---------- Dataset excerpts

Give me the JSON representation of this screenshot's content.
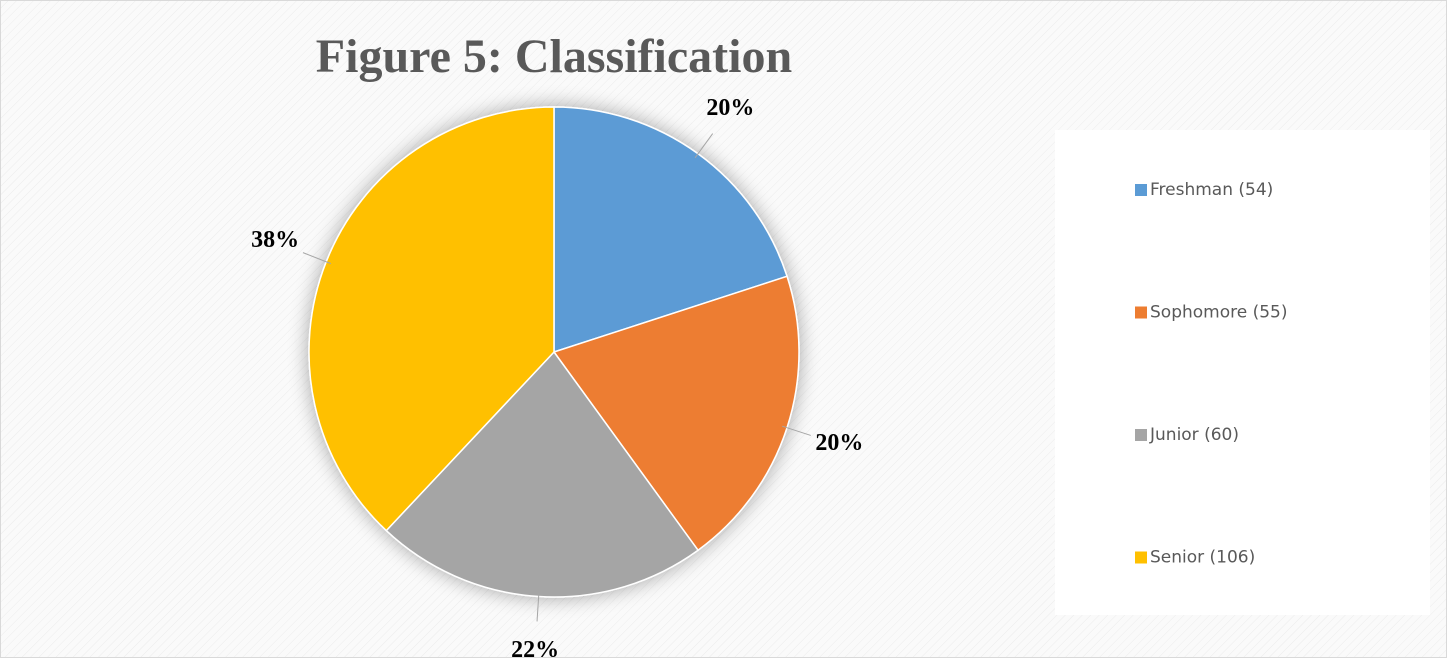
{
  "chart_data": {
    "type": "pie",
    "title": "Figure 5:  Classification",
    "categories": [
      "Freshman (54)",
      "Sophomore (55)",
      "Junior (60)",
      "Senior (106)"
    ],
    "values": [
      20,
      20,
      22,
      38
    ],
    "value_labels": [
      "20%",
      "20%",
      "22%",
      "38%"
    ],
    "colors": [
      "#5b9bd5",
      "#ed7d31",
      "#a5a5a5",
      "#ffc000"
    ],
    "legend": "right"
  }
}
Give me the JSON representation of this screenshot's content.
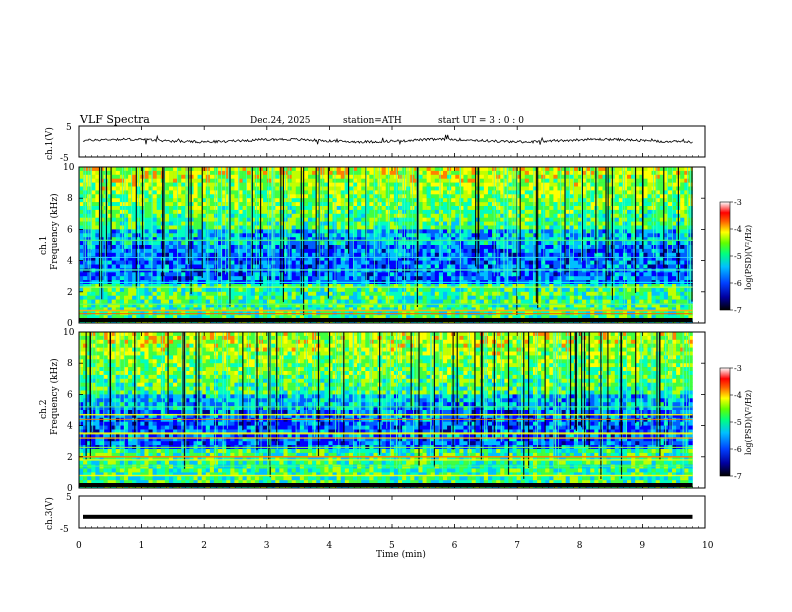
{
  "header": {
    "title": "VLF  Spectra",
    "date": "Dec.24, 2025",
    "station": "station=ATH",
    "start": "start  UT  =    3  : 0  : 0"
  },
  "chart_data": {
    "type": "heatmap",
    "x_axis": {
      "label": "Time  (min)",
      "range": [
        0,
        10
      ],
      "ticks": [
        "0",
        "1",
        "2",
        "3",
        "4",
        "5",
        "6",
        "7",
        "8",
        "9",
        "10"
      ],
      "data_end": 9.8
    },
    "panels": [
      {
        "id": "ch1-waveform",
        "type": "line",
        "ylabel": "ch.1(V)",
        "ylim": [
          -5,
          5
        ],
        "yticks": [
          "5",
          "-5"
        ],
        "trace_level": 0.3,
        "trace_amplitude": 0.8
      },
      {
        "id": "ch1-spectrogram",
        "type": "heatmap",
        "ylabel_top": "ch.1",
        "ylabel": "Frequency  (kHz)",
        "ylim": [
          0,
          10
        ],
        "yticks": [
          "0",
          "2",
          "4",
          "6",
          "8",
          "10"
        ],
        "colorbar": {
          "label": "log(PSD)(V²/Hz)",
          "range": [
            -7,
            -3
          ],
          "ticks": [
            "-3",
            "-4",
            "-5",
            "-6",
            "-7"
          ]
        }
      },
      {
        "id": "ch2-spectrogram",
        "type": "heatmap",
        "ylabel_top": "ch.2",
        "ylabel": "Frequency  (kHz)",
        "ylim": [
          0,
          10
        ],
        "yticks": [
          "0",
          "2",
          "4",
          "6",
          "8",
          "10"
        ],
        "colorbar": {
          "label": "log(PSD)(V²/Hz)",
          "range": [
            -7,
            -3
          ],
          "ticks": [
            "-3",
            "-4",
            "-5",
            "-6",
            "-7"
          ]
        }
      },
      {
        "id": "ch3-waveform",
        "type": "line",
        "ylabel": "ch.3(V)",
        "ylim": [
          -5,
          5
        ],
        "yticks": [
          "5",
          "-5"
        ],
        "trace_level": -1.5
      }
    ],
    "colormap": [
      "#000080",
      "#0000ff",
      "#0060ff",
      "#00c0ff",
      "#00ffc0",
      "#40ff40",
      "#c0ff00",
      "#ffff00",
      "#ff8000",
      "#ff0000",
      "#ffffff"
    ]
  }
}
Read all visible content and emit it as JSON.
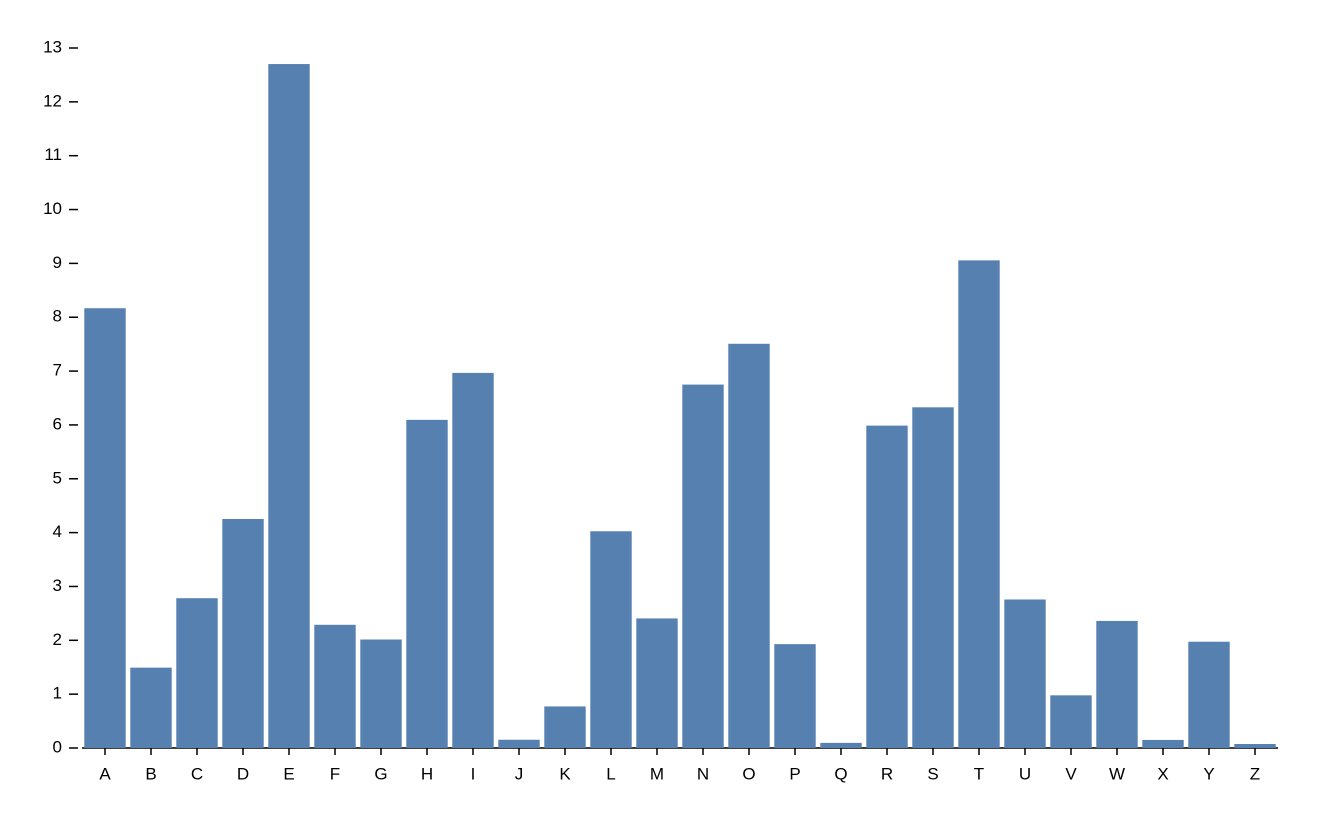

--------------------

Task prompt: Go through the listing above and report how many of its lines contain the word "spectrogram", with only the number as output.

Full output: 2